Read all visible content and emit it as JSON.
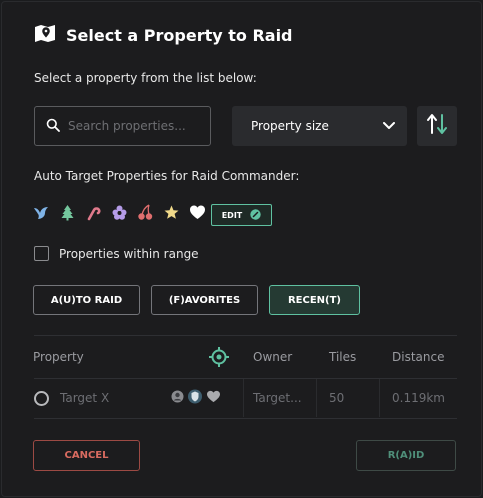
{
  "dialog": {
    "title": "Select a Property to Raid",
    "subtitle": "Select a property from the list below:"
  },
  "search": {
    "placeholder": "Search properties...",
    "value": ""
  },
  "sort": {
    "selected": "Property size"
  },
  "auto_target": {
    "label": "Auto Target Properties for Raid Commander:",
    "icons": [
      "bird-icon",
      "tree-icon",
      "candy-cane-icon",
      "flower-icon",
      "cherries-icon",
      "star-icon",
      "heart-icon"
    ],
    "icon_colors": [
      "#7fb3e6",
      "#74c69d",
      "#e07a8c",
      "#b59ce8",
      "#e06e6e",
      "#f0d98a",
      "#ffffff"
    ],
    "edit_label": "EDIT"
  },
  "range_filter": {
    "label": "Properties within range",
    "checked": false
  },
  "tabs": [
    {
      "label": "A(U)TO RAID",
      "active": false
    },
    {
      "label": "(F)AVORITES",
      "active": false
    },
    {
      "label": "RECEN(T)",
      "active": true
    }
  ],
  "table": {
    "columns": {
      "property": "Property",
      "owner": "Owner",
      "tiles": "Tiles",
      "distance": "Distance"
    },
    "rows": [
      {
        "property": "Target X",
        "owner": "Target...",
        "tiles": "50",
        "distance": "0.119km",
        "selected": false
      }
    ]
  },
  "actions": {
    "cancel": "CANCEL",
    "raid": "R(A)ID"
  },
  "colors": {
    "accent": "#5fc1a1",
    "danger": "#d96b60",
    "background": "#1c1c1e"
  }
}
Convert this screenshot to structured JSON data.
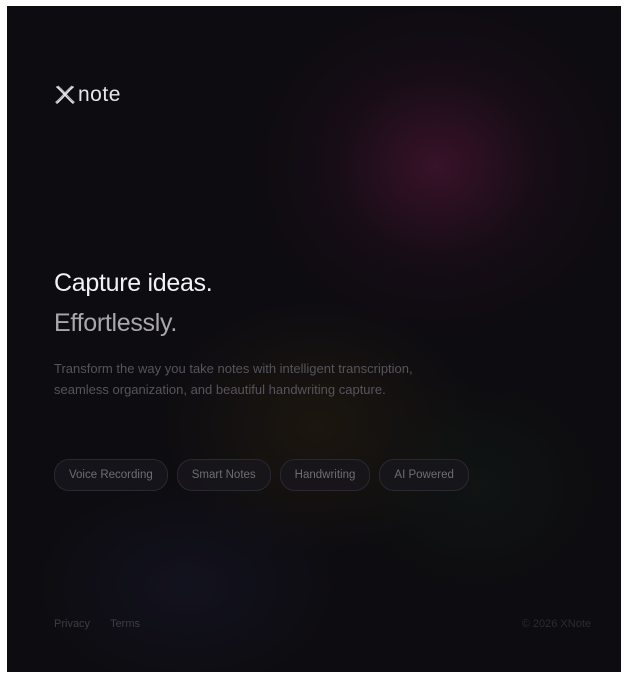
{
  "brand": {
    "name": "note",
    "logo_icon": "x-logo-mark"
  },
  "hero": {
    "headline": "Capture ideas.",
    "subheadline": "Effortlessly.",
    "description": "Transform the way you take notes with intelligent transcription, seamless organization, and beautiful handwriting capture."
  },
  "features": [
    {
      "label": "Voice Recording"
    },
    {
      "label": "Smart Notes"
    },
    {
      "label": "Handwriting"
    },
    {
      "label": "AI Powered"
    }
  ],
  "footer": {
    "links": [
      {
        "label": "Privacy"
      },
      {
        "label": "Terms"
      }
    ],
    "copyright": "© 2026 XNote"
  },
  "colors": {
    "background": "#0d0c10",
    "accent_glow": "#461430",
    "text_primary": "#f2f1f4",
    "text_secondary": "#a9a7ad",
    "text_muted": "#56545c"
  }
}
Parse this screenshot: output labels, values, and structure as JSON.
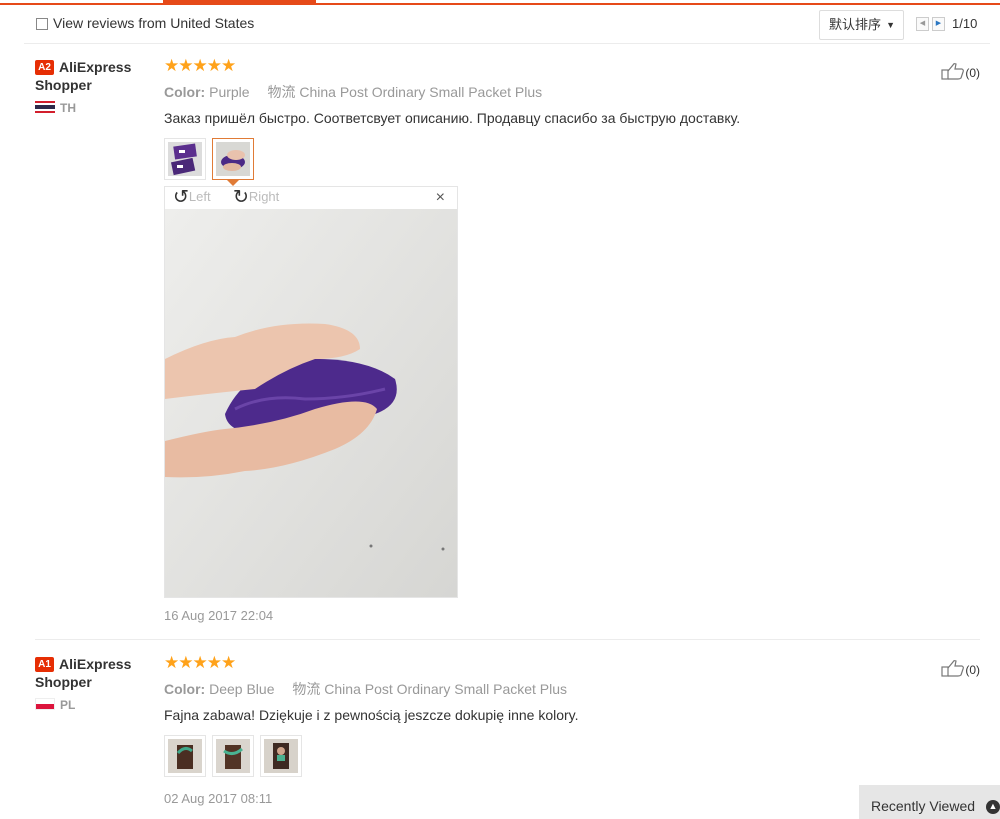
{
  "filter": {
    "checkbox_label": "View reviews from United States",
    "sort_label": "默认排序",
    "page_indicator": "1/10"
  },
  "reviews": [
    {
      "level": "A2",
      "user_first": "AliExpress",
      "user_second": "Shopper",
      "country": "TH",
      "stars": "★★★★★",
      "color_label": "Color:",
      "color_value": "Purple",
      "shipping_label": "物流",
      "shipping_value": "China Post Ordinary Small Packet Plus",
      "text": "Заказ пришёл быстро. Соответсвует описанию. Продавцу спасибо за быструю доставку.",
      "date": "16 Aug 2017 22:04",
      "likes": "(0)"
    },
    {
      "level": "A1",
      "user_first": "AliExpress",
      "user_second": "Shopper",
      "country": "PL",
      "stars": "★★★★★",
      "color_label": "Color:",
      "color_value": "Deep Blue",
      "shipping_label": "物流",
      "shipping_value": "China Post Ordinary Small Packet Plus",
      "text": "Fajna zabawa! Dziękuje i z pewnością jeszcze dokupię inne kolory.",
      "date": "02 Aug 2017 08:11",
      "likes": "(0)"
    }
  ],
  "viewer": {
    "rotate_left": "Left",
    "rotate_right": "Right",
    "close": "×"
  },
  "recently_viewed": "Recently Viewed",
  "colors": {
    "accent": "#e64a19",
    "star": "#ffa21a",
    "level_badge": "#e62e04"
  }
}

• • • •

[Written task] Print the whole listing above once more, word for word, without its pictures.

[Written response]
Read all visible content and emit it as JSON.
{
  "dialog": {
    "title": "Select a Property to Raid",
    "subtitle": "Select a property from the list below:"
  },
  "search": {
    "placeholder": "Search properties...",
    "value": ""
  },
  "sort": {
    "selected": "Property size"
  },
  "auto_target": {
    "label": "Auto Target Properties for Raid Commander:",
    "icons": [
      "bird-icon",
      "tree-icon",
      "candy-cane-icon",
      "flower-icon",
      "cherries-icon",
      "star-icon",
      "heart-icon"
    ],
    "icon_colors": [
      "#7fb3e6",
      "#74c69d",
      "#e07a8c",
      "#b59ce8",
      "#e06e6e",
      "#f0d98a",
      "#ffffff"
    ],
    "edit_label": "EDIT"
  },
  "range_filter": {
    "label": "Properties within range",
    "checked": false
  },
  "tabs": [
    {
      "label": "A(U)TO RAID",
      "active": false
    },
    {
      "label": "(F)AVORITES",
      "active": false
    },
    {
      "label": "RECEN(T)",
      "active": true
    }
  ],
  "table": {
    "columns": {
      "property": "Property",
      "owner": "Owner",
      "tiles": "Tiles",
      "distance": "Distance"
    },
    "rows": [
      {
        "property": "Target X",
        "owner": "Target...",
        "tiles": "50",
        "distance": "0.119km",
        "selected": false
      }
    ]
  },
  "actions": {
    "cancel": "CANCEL",
    "raid": "R(A)ID"
  },
  "colors": {
    "accent": "#5fc1a1",
    "danger": "#d96b60",
    "background": "#1c1c1e"
  }
}
Convert this screenshot to structured JSON data.
{
  "brand": {
    "name": "note",
    "logo_icon": "x-logo-mark"
  },
  "hero": {
    "headline": "Capture ideas.",
    "subheadline": "Effortlessly.",
    "description": "Transform the way you take notes with intelligent transcription, seamless organization, and beautiful handwriting capture."
  },
  "features": [
    {
      "label": "Voice Recording"
    },
    {
      "label": "Smart Notes"
    },
    {
      "label": "Handwriting"
    },
    {
      "label": "AI Powered"
    }
  ],
  "footer": {
    "links": [
      {
        "label": "Privacy"
      },
      {
        "label": "Terms"
      }
    ],
    "copyright": "© 2026 XNote"
  },
  "colors": {
    "background": "#0d0c10",
    "accent_glow": "#461430",
    "text_primary": "#f2f1f4",
    "text_secondary": "#a9a7ad",
    "text_muted": "#56545c"
  }
}
Parse this screenshot: output labels, values, and structure as JSON.
{
  "filter": {
    "checkbox_label": "View reviews from United States",
    "sort_label": "默认排序",
    "page_indicator": "1/10"
  },
  "reviews": [
    {
      "level": "A2",
      "user_first": "AliExpress",
      "user_second": "Shopper",
      "country": "TH",
      "stars": "★★★★★",
      "color_label": "Color:",
      "color_value": "Purple",
      "shipping_label": "物流",
      "shipping_value": "China Post Ordinary Small Packet Plus",
      "text": "Заказ пришёл быстро. Соответсвует описанию. Продавцу спасибо за быструю доставку.",
      "date": "16 Aug 2017 22:04",
      "likes": "(0)"
    },
    {
      "level": "A1",
      "user_first": "AliExpress",
      "user_second": "Shopper",
      "country": "PL",
      "stars": "★★★★★",
      "color_label": "Color:",
      "color_value": "Deep Blue",
      "shipping_label": "物流",
      "shipping_value": "China Post Ordinary Small Packet Plus",
      "text": "Fajna zabawa! Dziękuje i z pewnością jeszcze dokupię inne kolory.",
      "date": "02 Aug 2017 08:11",
      "likes": "(0)"
    }
  ],
  "viewer": {
    "rotate_left": "Left",
    "rotate_right": "Right",
    "close": "×"
  },
  "recently_viewed": "Recently Viewed",
  "colors": {
    "accent": "#e64a19",
    "star": "#ffa21a",
    "level_badge": "#e62e04"
  }
}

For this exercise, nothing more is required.